EXCERPTED TEXT>
________________________________________

True Crime, Clint Eastwood

JAILHOUSE ROCKED Eastwood sits at death row's door

Movie Review

True Crime (1999)

EW's GRADE
B

Details Release Date: Mar 19, 1999; Rated: R; Length: 94 Minutes; Genres: Drama, Mystery and Thriller; With: Clint Eastwood, Denis Leary, Isaiah Washington and James Woods

Few major movie stars are as drawn to characters of complex human weakness as Clint Eastwood, and few characters are as flawed as Steve Everett, the good reporter and lousy man at the center of the unglamorous yet cannily Eastwood-flattering justice drama True Crime. ''Ev'' is a reformed drunk and unreformed womanizer, currently breaking his marriage vows with the wife of his uptight editor (Denis Leary). Sent to interview convicted killer Frank Beachum (Isaiah Washington) as he awaits execution on death row, with no urge to do good but with a nose for a good story, Everett begins to believe that Beachum is innocent — with less than 12 hours to prove it.

________________________________________

Element and region data>
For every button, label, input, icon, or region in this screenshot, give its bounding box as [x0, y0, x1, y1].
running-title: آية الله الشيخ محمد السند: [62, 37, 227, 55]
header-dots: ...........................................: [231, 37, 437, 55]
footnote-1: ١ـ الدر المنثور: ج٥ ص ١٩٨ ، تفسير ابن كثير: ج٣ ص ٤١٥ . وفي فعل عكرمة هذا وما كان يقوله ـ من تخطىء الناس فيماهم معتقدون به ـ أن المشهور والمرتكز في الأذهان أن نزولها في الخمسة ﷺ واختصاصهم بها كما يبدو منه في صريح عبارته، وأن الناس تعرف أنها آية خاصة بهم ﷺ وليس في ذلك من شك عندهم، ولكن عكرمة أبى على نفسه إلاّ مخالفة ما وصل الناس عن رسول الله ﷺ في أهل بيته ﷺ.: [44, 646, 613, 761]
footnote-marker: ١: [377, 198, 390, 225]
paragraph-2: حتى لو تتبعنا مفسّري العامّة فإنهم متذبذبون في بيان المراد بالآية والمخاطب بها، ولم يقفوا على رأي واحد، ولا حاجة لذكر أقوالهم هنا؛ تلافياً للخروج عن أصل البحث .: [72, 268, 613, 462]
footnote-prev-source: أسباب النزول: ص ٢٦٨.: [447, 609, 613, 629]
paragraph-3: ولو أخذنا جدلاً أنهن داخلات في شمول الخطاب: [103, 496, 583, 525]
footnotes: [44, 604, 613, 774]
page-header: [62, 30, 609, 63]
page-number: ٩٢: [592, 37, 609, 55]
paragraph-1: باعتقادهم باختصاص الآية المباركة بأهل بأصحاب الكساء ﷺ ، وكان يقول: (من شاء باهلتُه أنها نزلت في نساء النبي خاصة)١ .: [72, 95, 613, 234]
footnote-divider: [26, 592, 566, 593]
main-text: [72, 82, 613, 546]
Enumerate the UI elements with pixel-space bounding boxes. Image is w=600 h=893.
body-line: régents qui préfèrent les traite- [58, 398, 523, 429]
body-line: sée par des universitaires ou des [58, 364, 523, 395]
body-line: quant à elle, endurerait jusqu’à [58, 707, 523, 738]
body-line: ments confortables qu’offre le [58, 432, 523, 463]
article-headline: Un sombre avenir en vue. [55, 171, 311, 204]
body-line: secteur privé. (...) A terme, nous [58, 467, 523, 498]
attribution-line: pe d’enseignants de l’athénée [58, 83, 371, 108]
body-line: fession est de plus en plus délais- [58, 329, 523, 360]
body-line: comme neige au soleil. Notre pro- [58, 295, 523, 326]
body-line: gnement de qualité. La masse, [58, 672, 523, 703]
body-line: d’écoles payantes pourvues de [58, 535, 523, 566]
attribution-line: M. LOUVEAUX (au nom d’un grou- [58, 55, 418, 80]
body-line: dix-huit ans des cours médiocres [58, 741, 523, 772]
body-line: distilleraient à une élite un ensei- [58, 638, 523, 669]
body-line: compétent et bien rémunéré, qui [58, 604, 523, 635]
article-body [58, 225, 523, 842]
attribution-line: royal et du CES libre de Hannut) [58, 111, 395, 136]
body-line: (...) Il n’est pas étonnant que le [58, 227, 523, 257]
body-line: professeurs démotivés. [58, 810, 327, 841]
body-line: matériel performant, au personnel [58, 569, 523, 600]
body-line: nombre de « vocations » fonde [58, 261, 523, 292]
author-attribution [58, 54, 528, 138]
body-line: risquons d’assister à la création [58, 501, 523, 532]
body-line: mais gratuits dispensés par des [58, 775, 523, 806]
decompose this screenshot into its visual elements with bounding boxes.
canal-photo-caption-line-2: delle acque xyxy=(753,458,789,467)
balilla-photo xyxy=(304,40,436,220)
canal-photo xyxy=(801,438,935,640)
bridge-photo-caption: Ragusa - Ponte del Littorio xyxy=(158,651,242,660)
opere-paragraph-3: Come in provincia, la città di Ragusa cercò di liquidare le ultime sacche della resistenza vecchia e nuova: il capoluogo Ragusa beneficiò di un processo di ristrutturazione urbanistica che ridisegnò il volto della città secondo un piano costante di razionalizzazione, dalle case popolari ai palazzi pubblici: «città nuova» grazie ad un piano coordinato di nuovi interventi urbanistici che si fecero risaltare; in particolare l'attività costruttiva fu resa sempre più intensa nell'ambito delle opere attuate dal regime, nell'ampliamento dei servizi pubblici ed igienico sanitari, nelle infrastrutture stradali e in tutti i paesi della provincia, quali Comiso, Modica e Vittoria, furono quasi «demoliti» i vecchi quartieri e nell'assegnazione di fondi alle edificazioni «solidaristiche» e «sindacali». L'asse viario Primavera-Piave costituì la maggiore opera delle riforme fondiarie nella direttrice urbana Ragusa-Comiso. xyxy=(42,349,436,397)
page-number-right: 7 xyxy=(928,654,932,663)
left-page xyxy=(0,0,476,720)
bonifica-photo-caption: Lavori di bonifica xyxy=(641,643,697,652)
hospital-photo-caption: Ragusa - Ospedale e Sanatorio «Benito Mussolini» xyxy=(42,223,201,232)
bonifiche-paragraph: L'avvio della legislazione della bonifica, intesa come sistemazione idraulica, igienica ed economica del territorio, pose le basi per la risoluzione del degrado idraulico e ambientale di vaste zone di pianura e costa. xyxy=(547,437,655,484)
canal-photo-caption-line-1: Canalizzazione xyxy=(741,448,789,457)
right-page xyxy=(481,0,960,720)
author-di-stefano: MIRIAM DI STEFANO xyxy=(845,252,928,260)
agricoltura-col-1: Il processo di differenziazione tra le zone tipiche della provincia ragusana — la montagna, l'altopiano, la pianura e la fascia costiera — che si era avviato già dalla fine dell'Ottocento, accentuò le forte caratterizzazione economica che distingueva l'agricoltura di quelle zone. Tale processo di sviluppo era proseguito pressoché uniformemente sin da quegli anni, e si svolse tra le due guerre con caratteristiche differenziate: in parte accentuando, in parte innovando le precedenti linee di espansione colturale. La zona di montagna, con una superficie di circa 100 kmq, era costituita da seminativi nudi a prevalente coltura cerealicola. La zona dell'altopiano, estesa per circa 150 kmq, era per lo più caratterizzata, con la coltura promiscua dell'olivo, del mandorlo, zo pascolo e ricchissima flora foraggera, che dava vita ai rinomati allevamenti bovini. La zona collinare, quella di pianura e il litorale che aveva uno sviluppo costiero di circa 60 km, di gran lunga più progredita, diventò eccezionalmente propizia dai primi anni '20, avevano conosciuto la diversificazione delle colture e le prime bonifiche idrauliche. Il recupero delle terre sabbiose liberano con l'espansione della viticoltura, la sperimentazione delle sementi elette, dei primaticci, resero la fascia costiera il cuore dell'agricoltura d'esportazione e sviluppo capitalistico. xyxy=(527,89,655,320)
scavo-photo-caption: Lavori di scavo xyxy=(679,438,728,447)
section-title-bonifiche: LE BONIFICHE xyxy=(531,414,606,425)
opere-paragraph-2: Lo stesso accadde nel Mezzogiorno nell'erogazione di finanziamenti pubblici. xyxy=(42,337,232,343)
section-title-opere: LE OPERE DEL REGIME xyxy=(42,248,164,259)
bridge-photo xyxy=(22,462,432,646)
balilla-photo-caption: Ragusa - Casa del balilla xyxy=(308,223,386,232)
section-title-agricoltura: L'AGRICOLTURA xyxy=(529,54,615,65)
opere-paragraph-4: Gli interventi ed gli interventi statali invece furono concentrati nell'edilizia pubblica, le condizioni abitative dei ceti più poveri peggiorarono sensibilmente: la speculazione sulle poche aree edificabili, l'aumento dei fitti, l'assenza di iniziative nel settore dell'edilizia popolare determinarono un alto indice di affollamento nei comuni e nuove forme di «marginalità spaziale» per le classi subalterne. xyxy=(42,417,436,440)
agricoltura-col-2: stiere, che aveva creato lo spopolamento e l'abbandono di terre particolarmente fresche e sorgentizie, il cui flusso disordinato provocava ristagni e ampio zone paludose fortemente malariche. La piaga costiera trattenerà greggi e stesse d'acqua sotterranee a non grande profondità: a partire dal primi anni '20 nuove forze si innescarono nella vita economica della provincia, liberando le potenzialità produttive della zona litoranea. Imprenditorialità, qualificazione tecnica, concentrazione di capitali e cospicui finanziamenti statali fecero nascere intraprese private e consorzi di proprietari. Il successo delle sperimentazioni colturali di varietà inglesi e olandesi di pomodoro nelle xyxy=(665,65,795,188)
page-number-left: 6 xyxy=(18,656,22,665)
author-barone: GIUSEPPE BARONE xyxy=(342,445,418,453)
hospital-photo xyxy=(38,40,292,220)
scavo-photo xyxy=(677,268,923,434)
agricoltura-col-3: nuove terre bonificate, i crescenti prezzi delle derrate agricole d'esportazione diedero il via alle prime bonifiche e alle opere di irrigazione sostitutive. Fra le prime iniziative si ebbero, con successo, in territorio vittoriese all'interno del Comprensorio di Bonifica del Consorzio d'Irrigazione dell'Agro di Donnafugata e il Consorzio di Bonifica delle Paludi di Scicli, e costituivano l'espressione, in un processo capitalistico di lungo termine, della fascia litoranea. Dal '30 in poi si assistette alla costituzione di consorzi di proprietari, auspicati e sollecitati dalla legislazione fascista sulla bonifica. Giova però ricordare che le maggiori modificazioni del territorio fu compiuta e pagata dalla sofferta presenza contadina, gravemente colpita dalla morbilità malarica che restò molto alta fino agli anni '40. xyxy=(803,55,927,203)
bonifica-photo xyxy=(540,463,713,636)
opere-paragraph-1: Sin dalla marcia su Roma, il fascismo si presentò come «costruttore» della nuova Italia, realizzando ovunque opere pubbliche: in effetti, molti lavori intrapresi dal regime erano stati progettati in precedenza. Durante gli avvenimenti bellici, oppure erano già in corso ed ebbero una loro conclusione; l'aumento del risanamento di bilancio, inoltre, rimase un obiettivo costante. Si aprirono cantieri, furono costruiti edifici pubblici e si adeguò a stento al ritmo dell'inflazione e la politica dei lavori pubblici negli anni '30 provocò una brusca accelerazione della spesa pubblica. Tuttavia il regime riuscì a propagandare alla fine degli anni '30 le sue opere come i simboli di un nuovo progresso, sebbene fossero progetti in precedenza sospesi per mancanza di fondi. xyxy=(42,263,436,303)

________________________________________

GIVEN REQUEST> Duplicate the passage of the film review above starting with "True Crime (1999)" and going on through "to prove it.".

RESPONSE BELOW>
True Crime (1999)

EW's GRADE
B

Details Release Date: Mar 19, 1999; Rated: R; Length: 94 Minutes; Genres: Drama, Mystery and Thriller; With: Clint Eastwood, Denis Leary, Isaiah Washington and James Woods

Few major movie stars are as drawn to characters of complex human weakness as Clint Eastwood, and few characters are as flawed as Steve Everett, the good reporter and lousy man at the center of the unglamorous yet cannily Eastwood-flattering justice drama True Crime. ''Ev'' is a reformed drunk and unreformed womanizer, currently breaking his marriage vows with the wife of his uptight editor (Denis Leary). Sent to interview convicted killer Frank Beachum (Isaiah Washington) as he awaits execution on death row, with no urge to do good but with a nose for a good story, Everett begins to believe that Beachum is innocent — with less than 12 hours to prove it.